**Data for processing**
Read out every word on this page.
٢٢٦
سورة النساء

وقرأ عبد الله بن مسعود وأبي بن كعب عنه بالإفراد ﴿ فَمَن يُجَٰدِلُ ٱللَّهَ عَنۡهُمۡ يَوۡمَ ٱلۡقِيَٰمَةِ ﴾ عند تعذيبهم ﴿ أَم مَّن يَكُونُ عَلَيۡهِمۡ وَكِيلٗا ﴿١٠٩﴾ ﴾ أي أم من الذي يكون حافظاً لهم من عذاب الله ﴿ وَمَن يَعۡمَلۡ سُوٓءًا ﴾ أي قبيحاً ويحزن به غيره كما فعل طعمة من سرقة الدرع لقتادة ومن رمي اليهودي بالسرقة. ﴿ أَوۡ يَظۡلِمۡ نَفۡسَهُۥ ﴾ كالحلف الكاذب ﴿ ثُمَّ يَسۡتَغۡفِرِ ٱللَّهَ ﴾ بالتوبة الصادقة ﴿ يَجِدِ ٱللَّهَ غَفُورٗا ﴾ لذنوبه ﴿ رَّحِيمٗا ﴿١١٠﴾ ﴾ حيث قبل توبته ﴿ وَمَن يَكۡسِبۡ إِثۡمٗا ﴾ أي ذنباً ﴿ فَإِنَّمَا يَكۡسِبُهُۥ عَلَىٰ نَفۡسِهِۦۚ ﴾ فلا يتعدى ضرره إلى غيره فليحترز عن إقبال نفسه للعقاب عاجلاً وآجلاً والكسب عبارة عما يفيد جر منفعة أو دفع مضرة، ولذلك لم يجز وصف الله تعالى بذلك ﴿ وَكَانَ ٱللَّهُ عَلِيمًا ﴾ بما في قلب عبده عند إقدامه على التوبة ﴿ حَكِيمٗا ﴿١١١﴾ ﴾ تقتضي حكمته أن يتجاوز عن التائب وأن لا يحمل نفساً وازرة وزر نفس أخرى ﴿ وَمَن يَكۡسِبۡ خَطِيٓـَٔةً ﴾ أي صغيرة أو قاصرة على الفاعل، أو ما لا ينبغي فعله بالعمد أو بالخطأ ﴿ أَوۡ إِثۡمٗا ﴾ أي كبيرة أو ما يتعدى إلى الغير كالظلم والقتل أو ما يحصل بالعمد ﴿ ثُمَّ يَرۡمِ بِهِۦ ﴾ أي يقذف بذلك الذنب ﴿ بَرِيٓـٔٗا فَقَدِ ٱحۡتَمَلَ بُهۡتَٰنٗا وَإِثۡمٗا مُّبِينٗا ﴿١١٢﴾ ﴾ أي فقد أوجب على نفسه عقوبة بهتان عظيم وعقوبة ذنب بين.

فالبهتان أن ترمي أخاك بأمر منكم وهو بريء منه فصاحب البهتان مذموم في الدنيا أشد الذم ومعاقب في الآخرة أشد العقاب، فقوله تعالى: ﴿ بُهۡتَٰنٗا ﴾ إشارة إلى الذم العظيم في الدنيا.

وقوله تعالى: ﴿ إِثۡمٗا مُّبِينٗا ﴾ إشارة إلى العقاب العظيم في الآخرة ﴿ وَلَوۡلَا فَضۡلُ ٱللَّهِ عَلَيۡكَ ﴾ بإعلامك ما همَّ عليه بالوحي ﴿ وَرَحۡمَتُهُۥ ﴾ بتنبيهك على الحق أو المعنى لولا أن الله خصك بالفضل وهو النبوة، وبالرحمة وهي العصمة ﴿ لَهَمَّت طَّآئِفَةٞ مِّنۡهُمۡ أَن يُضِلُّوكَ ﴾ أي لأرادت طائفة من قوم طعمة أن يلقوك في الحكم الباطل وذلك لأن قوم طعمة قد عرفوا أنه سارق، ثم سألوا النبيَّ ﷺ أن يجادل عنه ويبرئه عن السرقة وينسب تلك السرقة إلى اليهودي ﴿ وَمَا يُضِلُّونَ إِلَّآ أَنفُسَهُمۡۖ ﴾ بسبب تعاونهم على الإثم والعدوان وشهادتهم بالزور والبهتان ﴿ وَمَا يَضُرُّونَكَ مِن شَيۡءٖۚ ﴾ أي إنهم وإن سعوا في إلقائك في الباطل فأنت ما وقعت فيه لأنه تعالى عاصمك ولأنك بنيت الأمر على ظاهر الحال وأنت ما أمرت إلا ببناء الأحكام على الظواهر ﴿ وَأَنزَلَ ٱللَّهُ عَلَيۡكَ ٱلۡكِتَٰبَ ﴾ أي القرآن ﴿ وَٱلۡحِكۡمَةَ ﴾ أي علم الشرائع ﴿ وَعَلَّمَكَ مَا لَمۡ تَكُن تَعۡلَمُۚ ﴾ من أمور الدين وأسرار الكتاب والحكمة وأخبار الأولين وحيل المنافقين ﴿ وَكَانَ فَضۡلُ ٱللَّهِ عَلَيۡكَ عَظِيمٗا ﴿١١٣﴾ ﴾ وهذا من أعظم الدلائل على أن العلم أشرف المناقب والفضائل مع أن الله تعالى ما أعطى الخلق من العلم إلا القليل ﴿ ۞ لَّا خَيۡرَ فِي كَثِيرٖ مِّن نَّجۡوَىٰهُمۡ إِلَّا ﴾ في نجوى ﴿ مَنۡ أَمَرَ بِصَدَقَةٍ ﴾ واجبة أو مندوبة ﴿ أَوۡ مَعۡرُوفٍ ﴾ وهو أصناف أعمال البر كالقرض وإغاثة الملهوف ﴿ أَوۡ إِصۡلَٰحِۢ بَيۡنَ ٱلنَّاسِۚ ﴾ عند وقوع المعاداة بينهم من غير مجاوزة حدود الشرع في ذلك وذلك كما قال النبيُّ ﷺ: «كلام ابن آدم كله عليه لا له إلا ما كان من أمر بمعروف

**Given problem**
Copy each entry exactly, with nothing added or dropped.

**Task answer**
Read out every word on this page.
٢٢٦
سورة النساء

وقرأ عبد الله بن مسعود وأبي بن كعب عنه بالإفراد ﴿ فَمَن يُجَٰدِلُ ٱللَّهَ عَنۡهُمۡ يَوۡمَ ٱلۡقِيَٰمَةِ ﴾ عند تعذيبهم ﴿ أَم مَّن يَكُونُ عَلَيۡهِمۡ وَكِيلٗا ﴿١٠٩﴾ ﴾ أي أم من الذي يكون حافظاً لهم من عذاب الله ﴿ وَمَن يَعۡمَلۡ سُوٓءًا ﴾ أي قبيحاً ويحزن به غيره كما فعل طعمة من سرقة الدرع لقتادة ومن رمي اليهودي بالسرقة. ﴿ أَوۡ يَظۡلِمۡ نَفۡسَهُۥ ﴾ كالحلف الكاذب ﴿ ثُمَّ يَسۡتَغۡفِرِ ٱللَّهَ ﴾ بالتوبة الصادقة ﴿ يَجِدِ ٱللَّهَ غَفُورٗا ﴾ لذنوبه ﴿ رَّحِيمٗا ﴿١١٠﴾ ﴾ حيث قبل توبته ﴿ وَمَن يَكۡسِبۡ إِثۡمٗا ﴾ أي ذنباً ﴿ فَإِنَّمَا يَكۡسِبُهُۥ عَلَىٰ نَفۡسِهِۦۚ ﴾ فلا يتعدى ضرره إلى غيره فليحترز عن إقبال نفسه للعقاب عاجلاً وآجلاً والكسب عبارة عما يفيد جر منفعة أو دفع مضرة، ولذلك لم يجز وصف الله تعالى بذلك ﴿ وَكَانَ ٱللَّهُ عَلِيمًا ﴾ بما في قلب عبده عند إقدامه على التوبة ﴿ حَكِيمٗا ﴿١١١﴾ ﴾ تقتضي حكمته أن يتجاوز عن التائب وأن لا يحمل نفساً وازرة وزر نفس أخرى ﴿ وَمَن يَكۡسِبۡ خَطِيٓـَٔةً ﴾ أي صغيرة أو قاصرة على الفاعل، أو ما لا ينبغي فعله بالعمد أو بالخطأ ﴿ أَوۡ إِثۡمٗا ﴾ أي كبيرة أو ما يتعدى إلى الغير كالظلم والقتل أو ما يحصل بالعمد ﴿ ثُمَّ يَرۡمِ بِهِۦ ﴾ أي يقذف بذلك الذنب ﴿ بَرِيٓـٔٗا فَقَدِ ٱحۡتَمَلَ بُهۡتَٰنٗا وَإِثۡمٗا مُّبِينٗا ﴿١١٢﴾ ﴾ أي فقد أوجب على نفسه عقوبة بهتان عظيم وعقوبة ذنب بين.

فالبهتان أن ترمي أخاك بأمر منكم وهو بريء منه فصاحب البهتان مذموم في الدنيا أشد الذم ومعاقب في الآخرة أشد العقاب، فقوله تعالى: ﴿ بُهۡتَٰنٗا ﴾ إشارة إلى الذم العظيم في الدنيا.

وقوله تعالى: ﴿ إِثۡمٗا مُّبِينٗا ﴾ إشارة إلى العقاب العظيم في الآخرة ﴿ وَلَوۡلَا فَضۡلُ ٱللَّهِ عَلَيۡكَ ﴾ بإعلامك ما همَّ عليه بالوحي ﴿ وَرَحۡمَتُهُۥ ﴾ بتنبيهك على الحق أو المعنى لولا أن الله خصك بالفضل وهو النبوة، وبالرحمة وهي العصمة ﴿ لَهَمَّت طَّآئِفَةٞ مِّنۡهُمۡ أَن يُضِلُّوكَ ﴾ أي لأرادت طائفة من قوم طعمة أن يلقوك في الحكم الباطل وذلك لأن قوم طعمة قد عرفوا أنه سارق، ثم سألوا النبيَّ ﷺ أن يجادل عنه ويبرئه عن السرقة وينسب تلك السرقة إلى اليهودي ﴿ وَمَا يُضِلُّونَ إِلَّآ أَنفُسَهُمۡۖ ﴾ بسبب تعاونهم على الإثم والعدوان وشهادتهم بالزور والبهتان ﴿ وَمَا يَضُرُّونَكَ مِن شَيۡءٖۚ ﴾ أي إنهم وإن سعوا في إلقائك في الباطل فأنت ما وقعت فيه لأنه تعالى عاصمك ولأنك بنيت الأمر على ظاهر الحال وأنت ما أمرت إلا ببناء الأحكام على الظواهر ﴿ وَأَنزَلَ ٱللَّهُ عَلَيۡكَ ٱلۡكِتَٰبَ ﴾ أي القرآن ﴿ وَٱلۡحِكۡمَةَ ﴾ أي علم الشرائع ﴿ وَعَلَّمَكَ مَا لَمۡ تَكُن تَعۡلَمُۚ ﴾ من أمور الدين وأسرار الكتاب والحكمة وأخبار الأولين وحيل المنافقين ﴿ وَكَانَ فَضۡلُ ٱللَّهِ عَلَيۡكَ عَظِيمٗا ﴿١١٣﴾ ﴾ وهذا من أعظم الدلائل على أن العلم أشرف المناقب والفضائل مع أن الله تعالى ما أعطى الخلق من العلم إلا القليل ﴿ ۞ لَّا خَيۡرَ فِي كَثِيرٖ مِّن نَّجۡوَىٰهُمۡ إِلَّا ﴾ في نجوى ﴿ مَنۡ أَمَرَ بِصَدَقَةٍ ﴾ واجبة أو مندوبة ﴿ أَوۡ مَعۡرُوفٍ ﴾ وهو أصناف أعمال البر كالقرض وإغاثة الملهوف ﴿ أَوۡ إِصۡلَٰحِۢ بَيۡنَ ٱلنَّاسِۚ ﴾ عند وقوع المعاداة بينهم من غير مجاوزة حدود الشرع في ذلك وذلك كما قال النبيُّ ﷺ: «كلام ابن آدم كله عليه لا له إلا ما كان من أمر بمعروف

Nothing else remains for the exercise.